What the task requires
Give a verbatim quotation of every record.

────────────────────────────────────────

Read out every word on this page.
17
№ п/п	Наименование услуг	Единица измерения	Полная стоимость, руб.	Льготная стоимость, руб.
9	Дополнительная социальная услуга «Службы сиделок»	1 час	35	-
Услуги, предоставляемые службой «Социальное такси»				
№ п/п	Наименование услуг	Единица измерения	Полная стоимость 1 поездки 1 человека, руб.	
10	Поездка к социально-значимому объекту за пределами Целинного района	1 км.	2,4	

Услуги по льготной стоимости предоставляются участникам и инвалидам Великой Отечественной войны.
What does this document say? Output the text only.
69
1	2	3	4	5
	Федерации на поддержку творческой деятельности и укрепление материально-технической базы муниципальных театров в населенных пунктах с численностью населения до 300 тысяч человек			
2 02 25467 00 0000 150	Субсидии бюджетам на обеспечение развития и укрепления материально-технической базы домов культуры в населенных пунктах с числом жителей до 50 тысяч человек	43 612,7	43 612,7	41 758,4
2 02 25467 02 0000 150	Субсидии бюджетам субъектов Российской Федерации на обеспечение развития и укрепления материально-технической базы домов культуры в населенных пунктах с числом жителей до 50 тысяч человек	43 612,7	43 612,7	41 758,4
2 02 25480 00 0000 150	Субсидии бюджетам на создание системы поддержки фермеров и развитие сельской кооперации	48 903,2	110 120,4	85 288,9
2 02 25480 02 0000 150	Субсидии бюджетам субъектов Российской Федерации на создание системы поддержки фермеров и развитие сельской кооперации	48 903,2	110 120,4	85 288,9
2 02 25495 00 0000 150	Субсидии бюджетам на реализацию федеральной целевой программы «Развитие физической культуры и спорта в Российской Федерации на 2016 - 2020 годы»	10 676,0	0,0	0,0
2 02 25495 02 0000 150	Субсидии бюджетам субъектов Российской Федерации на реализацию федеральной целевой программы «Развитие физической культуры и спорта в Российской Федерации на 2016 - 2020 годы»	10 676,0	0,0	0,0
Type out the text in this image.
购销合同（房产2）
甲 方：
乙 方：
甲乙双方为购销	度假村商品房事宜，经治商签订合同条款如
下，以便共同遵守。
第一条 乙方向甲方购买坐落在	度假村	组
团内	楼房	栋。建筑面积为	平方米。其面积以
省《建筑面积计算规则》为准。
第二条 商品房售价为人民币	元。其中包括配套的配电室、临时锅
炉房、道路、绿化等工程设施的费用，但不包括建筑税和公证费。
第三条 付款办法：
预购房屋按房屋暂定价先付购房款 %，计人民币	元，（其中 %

────────────────────────────────────────

In response
Read out every word on this page.
17
№ п/п	Наименование услуг	Единица измерения	Полная стоимость, руб.	Льготная стоимость, руб.
9	Дополнительная социальная услуга «Службы сиделок»	1 час	35	-
Услуги, предоставляемые службой «Социальное такси»				
№ п/п	Наименование услуг	Единица измерения	Полная стоимость 1 поездки 1 человека, руб.	
10	Поездка к социально-значимому объекту за пределами Целинного района	1 км.	2,4	

Услуги по льготной стоимости предоставляются участникам и инвалидам Великой Отечественной войны.
What does this document say? Output the text only.
69
1	2	3	4	5
	Федерации на поддержку творческой деятельности и укрепление материально-технической базы муниципальных театров в населенных пунктах с численностью населения до 300 тысяч человек			
2 02 25467 00 0000 150	Субсидии бюджетам на обеспечение развития и укрепления материально-технической базы домов культуры в населенных пунктах с числом жителей до 50 тысяч человек	43 612,7	43 612,7	41 758,4
2 02 25467 02 0000 150	Субсидии бюджетам субъектов Российской Федерации на обеспечение развития и укрепления материально-технической базы домов культуры в населенных пунктах с числом жителей до 50 тысяч человек	43 612,7	43 612,7	41 758,4
2 02 25480 00 0000 150	Субсидии бюджетам на создание системы поддержки фермеров и развитие сельской кооперации	48 903,2	110 120,4	85 288,9
2 02 25480 02 0000 150	Субсидии бюджетам субъектов Российской Федерации на создание системы поддержки фермеров и развитие сельской кооперации	48 903,2	110 120,4	85 288,9
2 02 25495 00 0000 150	Субсидии бюджетам на реализацию федеральной целевой программы «Развитие физической культуры и спорта в Российской Федерации на 2016 - 2020 годы»	10 676,0	0,0	0,0
2 02 25495 02 0000 150	Субсидии бюджетам субъектов Российской Федерации на реализацию федеральной целевой программы «Развитие физической культуры и спорта в Российской Федерации на 2016 - 2020 годы»	10 676,0	0,0	0,0
Type out the text in this image.
购销合同（房产2）
甲 方：
乙 方：
甲乙双方为购销	度假村商品房事宜，经治商签订合同条款如
下，以便共同遵守。
第一条 乙方向甲方购买坐落在	度假村	组
团内	楼房	栋。建筑面积为	平方米。其面积以
省《建筑面积计算规则》为准。
第二条 商品房售价为人民币	元。其中包括配套的配电室、临时锅
炉房、道路、绿化等工程设施的费用，但不包括建筑税和公证费。
第三条 付款办法：
预购房屋按房屋暂定价先付购房款 %，计人民币	元，（其中 %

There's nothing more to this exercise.